* start TASK INPUT *

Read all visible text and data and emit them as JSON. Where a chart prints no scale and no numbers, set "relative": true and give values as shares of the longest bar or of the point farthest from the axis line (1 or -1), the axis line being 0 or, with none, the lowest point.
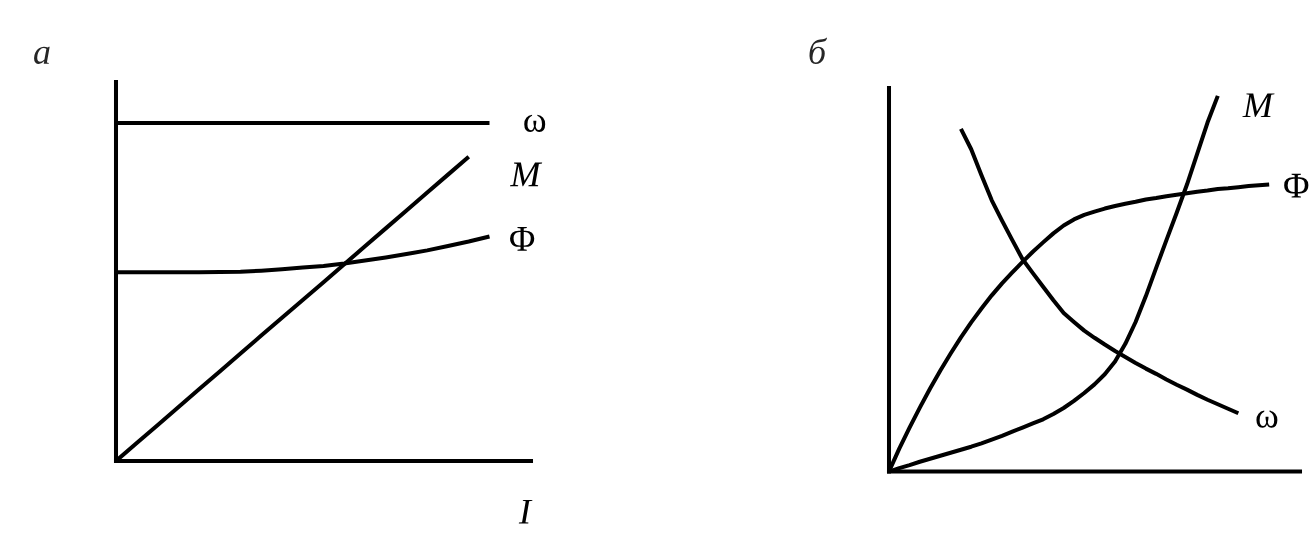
{
  "chart_data": [
    {
      "type": "line",
      "title": "а",
      "xlabel": "I",
      "relative": true,
      "categories": [
        null,
        null,
        null,
        null,
        null,
        null,
        null,
        null,
        null,
        null,
        null,
        null,
        null,
        null,
        null,
        null,
        null,
        null,
        null,
        null,
        null
      ],
      "series": [
        {
          "name": "ω",
          "color": "#000000",
          "values": [
            1,
            1,
            1,
            1,
            1,
            1,
            1,
            1,
            1,
            1,
            1,
            1,
            1,
            1,
            1,
            1,
            1,
            1,
            1,
            null,
            null
          ]
        },
        {
          "name": "M",
          "color": "#000000",
          "values": [
            0,
            0.053,
            0.106,
            0.159,
            0.212,
            0.265,
            0.318,
            0.371,
            0.424,
            0.476,
            0.529,
            0.582,
            0.635,
            0.688,
            0.741,
            0.794,
            0.847,
            0.9,
            null,
            null,
            null
          ]
        },
        {
          "name": "Φ",
          "color": "#000000",
          "values": [
            0.558,
            0.558,
            0.558,
            0.558,
            0.558,
            0.559,
            0.56,
            0.563,
            0.567,
            0.572,
            0.577,
            0.584,
            0.593,
            0.602,
            0.612,
            0.623,
            0.636,
            0.649,
            0.664,
            null,
            null
          ]
        }
      ]
    },
    {
      "type": "line",
      "title": "б",
      "relative": true,
      "categories": [
        null,
        null,
        null,
        null,
        null,
        null,
        null,
        null,
        null,
        null,
        null,
        null,
        null,
        null,
        null,
        null,
        null,
        null,
        null,
        null,
        null,
        null,
        null,
        null,
        null,
        null,
        null,
        null,
        null,
        null,
        null,
        null,
        null,
        null,
        null,
        null,
        null,
        null,
        null,
        null,
        null
      ],
      "series": [
        {
          "name": "ω",
          "color": "#000000",
          "values": [
            null,
            null,
            null,
            null,
            null,
            null,
            null,
            0.912,
            0.858,
            0.789,
            0.722,
            0.668,
            0.616,
            0.565,
            0.528,
            0.492,
            0.456,
            0.422,
            0.398,
            0.375,
            0.356,
            0.338,
            0.321,
            0.305,
            0.289,
            0.274,
            0.26,
            0.245,
            0.231,
            0.218,
            0.204,
            0.191,
            0.179,
            0.167,
            0.155,
            null,
            null,
            null,
            null,
            null,
            null
          ]
        },
        {
          "name": "M",
          "color": "#000000",
          "values": [
            0,
            0.009,
            0.017,
            0.026,
            0.034,
            0.042,
            0.05,
            0.058,
            0.066,
            0.075,
            0.085,
            0.095,
            0.106,
            0.117,
            0.128,
            0.139,
            0.153,
            0.169,
            0.188,
            0.209,
            0.232,
            0.259,
            0.293,
            0.34,
            0.398,
            0.467,
            0.542,
            0.616,
            0.689,
            0.764,
            0.846,
            0.929,
            1.0,
            null,
            null,
            null,
            null,
            null,
            null,
            null,
            null
          ]
        },
        {
          "name": "Φ",
          "color": "#000000",
          "values": [
            0,
            0.061,
            0.117,
            0.17,
            0.221,
            0.269,
            0.314,
            0.357,
            0.397,
            0.434,
            0.469,
            0.501,
            0.53,
            0.558,
            0.585,
            0.61,
            0.634,
            0.655,
            0.671,
            0.683,
            0.692,
            0.7,
            0.707,
            0.713,
            0.718,
            0.724,
            0.728,
            0.733,
            0.737,
            0.741,
            0.745,
            0.748,
            0.752,
            0.754,
            0.757,
            0.76,
            0.762,
            0.764,
            null,
            null,
            null
          ]
        }
      ]
    }
  ]
}
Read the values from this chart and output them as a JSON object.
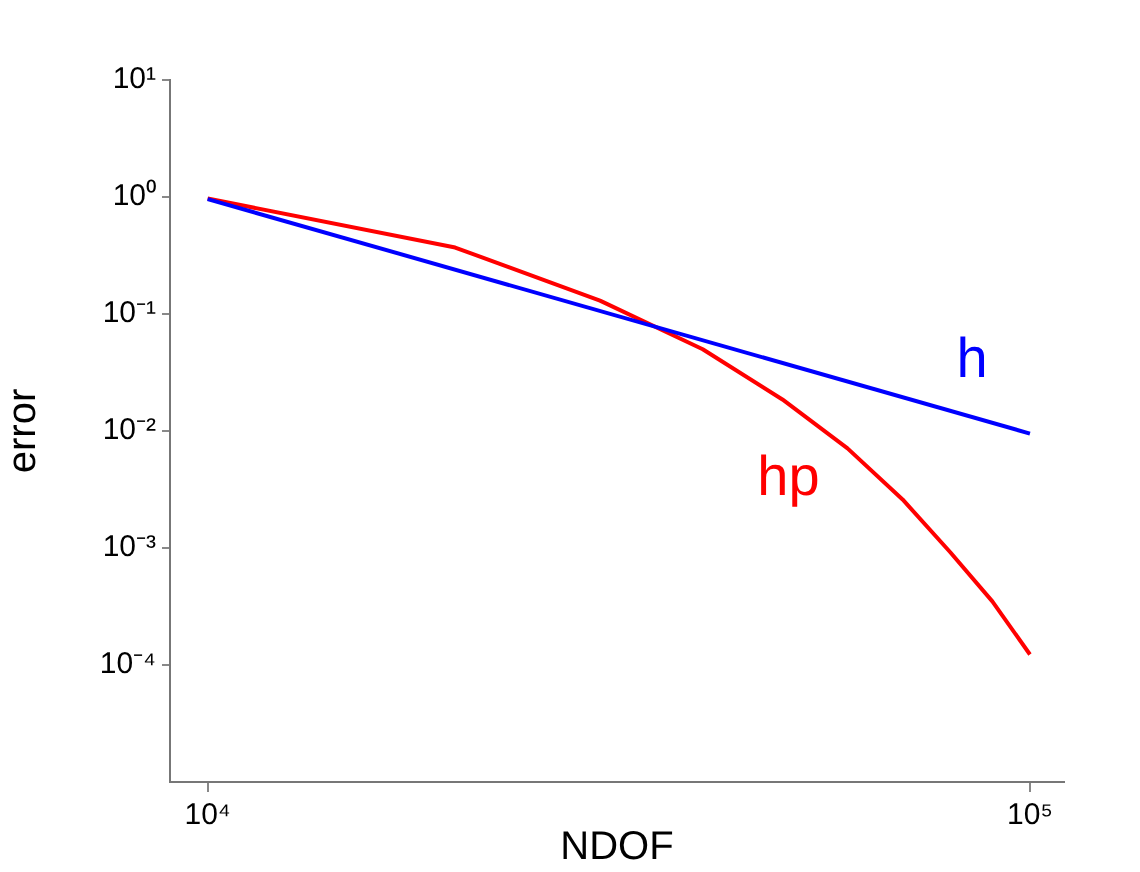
{
  "chart_data": {
    "type": "line",
    "xlabel": "NDOF",
    "ylabel": "error",
    "log": "xy",
    "grid": false,
    "legend": false,
    "marker": "none",
    "line_style": "solid",
    "xlim": [
      9000,
      110000
    ],
    "xticks": [
      {
        "value": 10000,
        "label": "10⁴"
      },
      {
        "value": 100000,
        "label": "10⁵"
      }
    ],
    "ylim": [
      1e-05,
      10
    ],
    "yticks": [
      {
        "value": 10,
        "label": "10¹"
      },
      {
        "value": 1,
        "label": "10⁰"
      },
      {
        "value": 0.1,
        "label": "10⁻¹"
      },
      {
        "value": 0.01,
        "label": "10⁻²"
      },
      {
        "value": 0.001,
        "label": "10⁻³"
      },
      {
        "value": 0.0001,
        "label": "10⁻⁴"
      }
    ],
    "series": [
      {
        "name": "h",
        "color": "#0000ff",
        "x": [
          10000,
          100000
        ],
        "values": [
          0.96,
          0.0095
        ]
      },
      {
        "name": "hp",
        "color": "#ff0000",
        "x": [
          10000,
          20000,
          30000,
          40000,
          50000,
          60000,
          70000,
          80000,
          90000,
          100000
        ],
        "values": [
          0.97,
          0.37,
          0.13,
          0.05,
          0.0186,
          0.0071,
          0.0026,
          0.00092,
          0.00035,
          0.000123
        ]
      }
    ]
  }
}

* end TASK INPUT *

◆ EXERCISE DETAILS ◆
From the listing above, return each line with the word "none".

◆ WRITTEN RESPONSE ◆
Read all visible text and data and emit them as JSON. Where a chart prints no scale and no numbers, set "relative": true and give values as shares of the longest bar or of the point farthest from the axis line (1 or -1), the axis line being 0 or, with none, the lowest point.
    "marker": "none",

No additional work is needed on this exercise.